TASK — Count the lines that include the string "title", and give only that number.

RECORDS —

---*---

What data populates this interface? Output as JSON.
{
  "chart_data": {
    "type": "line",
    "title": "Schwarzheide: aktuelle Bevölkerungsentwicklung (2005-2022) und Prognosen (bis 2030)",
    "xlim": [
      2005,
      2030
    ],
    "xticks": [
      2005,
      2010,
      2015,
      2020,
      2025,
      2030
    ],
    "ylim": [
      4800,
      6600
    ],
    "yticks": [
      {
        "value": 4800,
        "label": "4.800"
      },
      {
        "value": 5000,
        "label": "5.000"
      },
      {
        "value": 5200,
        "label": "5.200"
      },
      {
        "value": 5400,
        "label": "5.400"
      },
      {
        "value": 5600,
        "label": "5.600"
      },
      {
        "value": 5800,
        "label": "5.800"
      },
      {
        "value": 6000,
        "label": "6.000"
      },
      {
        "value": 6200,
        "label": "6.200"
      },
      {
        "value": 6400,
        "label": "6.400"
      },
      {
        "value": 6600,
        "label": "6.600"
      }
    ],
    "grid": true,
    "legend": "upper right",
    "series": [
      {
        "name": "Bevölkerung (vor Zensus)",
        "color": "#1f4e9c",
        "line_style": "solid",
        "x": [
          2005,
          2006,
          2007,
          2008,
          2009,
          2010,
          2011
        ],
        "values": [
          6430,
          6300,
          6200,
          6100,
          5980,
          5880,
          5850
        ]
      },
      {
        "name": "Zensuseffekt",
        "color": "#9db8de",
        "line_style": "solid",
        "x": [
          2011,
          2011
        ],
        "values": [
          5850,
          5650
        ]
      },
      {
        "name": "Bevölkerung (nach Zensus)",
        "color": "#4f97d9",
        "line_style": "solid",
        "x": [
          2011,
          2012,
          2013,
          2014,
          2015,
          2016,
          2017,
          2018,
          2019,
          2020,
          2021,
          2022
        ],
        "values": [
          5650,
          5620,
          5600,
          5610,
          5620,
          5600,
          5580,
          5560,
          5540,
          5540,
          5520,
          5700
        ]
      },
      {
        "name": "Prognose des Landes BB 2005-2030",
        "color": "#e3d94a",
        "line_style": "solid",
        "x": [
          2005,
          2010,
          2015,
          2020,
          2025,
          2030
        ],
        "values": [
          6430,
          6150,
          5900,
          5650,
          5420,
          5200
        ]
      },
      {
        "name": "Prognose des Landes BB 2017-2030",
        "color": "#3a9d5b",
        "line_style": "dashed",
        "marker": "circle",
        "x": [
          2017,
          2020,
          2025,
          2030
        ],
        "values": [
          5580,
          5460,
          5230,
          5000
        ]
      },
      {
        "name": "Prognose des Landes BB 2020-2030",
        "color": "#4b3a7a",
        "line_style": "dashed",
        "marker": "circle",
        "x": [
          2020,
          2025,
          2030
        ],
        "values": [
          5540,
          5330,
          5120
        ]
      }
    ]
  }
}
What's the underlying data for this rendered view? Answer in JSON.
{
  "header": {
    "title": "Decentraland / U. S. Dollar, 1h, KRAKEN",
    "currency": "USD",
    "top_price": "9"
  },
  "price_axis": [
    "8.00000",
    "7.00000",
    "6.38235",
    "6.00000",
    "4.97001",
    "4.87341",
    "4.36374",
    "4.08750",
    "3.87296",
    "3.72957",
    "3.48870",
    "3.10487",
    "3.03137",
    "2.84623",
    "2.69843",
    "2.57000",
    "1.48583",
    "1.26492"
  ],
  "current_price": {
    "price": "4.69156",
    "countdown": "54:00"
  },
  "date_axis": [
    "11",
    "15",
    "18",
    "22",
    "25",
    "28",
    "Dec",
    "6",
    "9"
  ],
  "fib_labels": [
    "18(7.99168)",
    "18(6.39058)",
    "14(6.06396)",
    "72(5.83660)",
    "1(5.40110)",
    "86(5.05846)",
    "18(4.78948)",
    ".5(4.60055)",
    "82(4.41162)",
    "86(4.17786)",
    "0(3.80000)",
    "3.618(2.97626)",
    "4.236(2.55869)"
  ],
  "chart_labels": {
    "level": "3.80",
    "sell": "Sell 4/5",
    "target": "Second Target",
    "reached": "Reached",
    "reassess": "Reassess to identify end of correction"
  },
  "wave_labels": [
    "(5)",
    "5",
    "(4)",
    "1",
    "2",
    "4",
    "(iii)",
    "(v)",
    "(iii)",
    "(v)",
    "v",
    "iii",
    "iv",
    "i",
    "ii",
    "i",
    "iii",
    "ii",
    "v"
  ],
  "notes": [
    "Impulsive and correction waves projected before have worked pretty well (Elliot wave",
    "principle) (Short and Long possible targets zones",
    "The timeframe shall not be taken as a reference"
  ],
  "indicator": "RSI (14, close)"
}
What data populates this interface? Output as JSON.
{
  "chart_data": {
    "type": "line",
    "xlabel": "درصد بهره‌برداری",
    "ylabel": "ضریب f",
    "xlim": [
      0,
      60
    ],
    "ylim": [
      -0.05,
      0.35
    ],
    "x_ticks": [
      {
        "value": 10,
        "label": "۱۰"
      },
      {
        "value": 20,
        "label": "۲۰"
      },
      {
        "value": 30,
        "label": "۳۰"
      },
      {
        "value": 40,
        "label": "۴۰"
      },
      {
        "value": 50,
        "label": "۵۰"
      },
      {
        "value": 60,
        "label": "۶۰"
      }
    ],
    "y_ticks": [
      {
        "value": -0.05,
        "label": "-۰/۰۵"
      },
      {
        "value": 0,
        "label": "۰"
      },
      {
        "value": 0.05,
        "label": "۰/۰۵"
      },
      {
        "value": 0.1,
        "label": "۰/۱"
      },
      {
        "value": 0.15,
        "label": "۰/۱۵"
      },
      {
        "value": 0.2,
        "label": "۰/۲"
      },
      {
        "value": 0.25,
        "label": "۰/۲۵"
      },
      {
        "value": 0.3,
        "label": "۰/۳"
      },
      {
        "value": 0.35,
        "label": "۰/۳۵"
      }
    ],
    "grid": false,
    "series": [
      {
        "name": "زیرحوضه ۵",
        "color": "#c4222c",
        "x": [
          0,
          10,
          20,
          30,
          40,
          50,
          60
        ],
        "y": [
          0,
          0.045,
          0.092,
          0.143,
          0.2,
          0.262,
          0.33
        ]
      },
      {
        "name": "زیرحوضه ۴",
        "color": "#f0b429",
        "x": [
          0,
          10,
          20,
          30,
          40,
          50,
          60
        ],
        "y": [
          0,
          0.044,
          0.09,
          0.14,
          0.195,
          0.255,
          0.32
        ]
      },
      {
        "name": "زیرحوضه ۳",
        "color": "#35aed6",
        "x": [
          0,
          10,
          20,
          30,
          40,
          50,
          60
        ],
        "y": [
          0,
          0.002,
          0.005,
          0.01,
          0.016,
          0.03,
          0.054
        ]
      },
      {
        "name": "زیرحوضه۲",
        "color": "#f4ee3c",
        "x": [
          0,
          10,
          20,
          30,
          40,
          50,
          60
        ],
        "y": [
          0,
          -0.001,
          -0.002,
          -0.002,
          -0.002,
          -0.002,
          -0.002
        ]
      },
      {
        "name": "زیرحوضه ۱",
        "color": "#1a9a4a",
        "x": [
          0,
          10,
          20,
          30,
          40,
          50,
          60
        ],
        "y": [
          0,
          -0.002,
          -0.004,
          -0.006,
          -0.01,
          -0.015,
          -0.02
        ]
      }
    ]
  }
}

---*---

RESPONSE FOR THIS EXERCISE — 2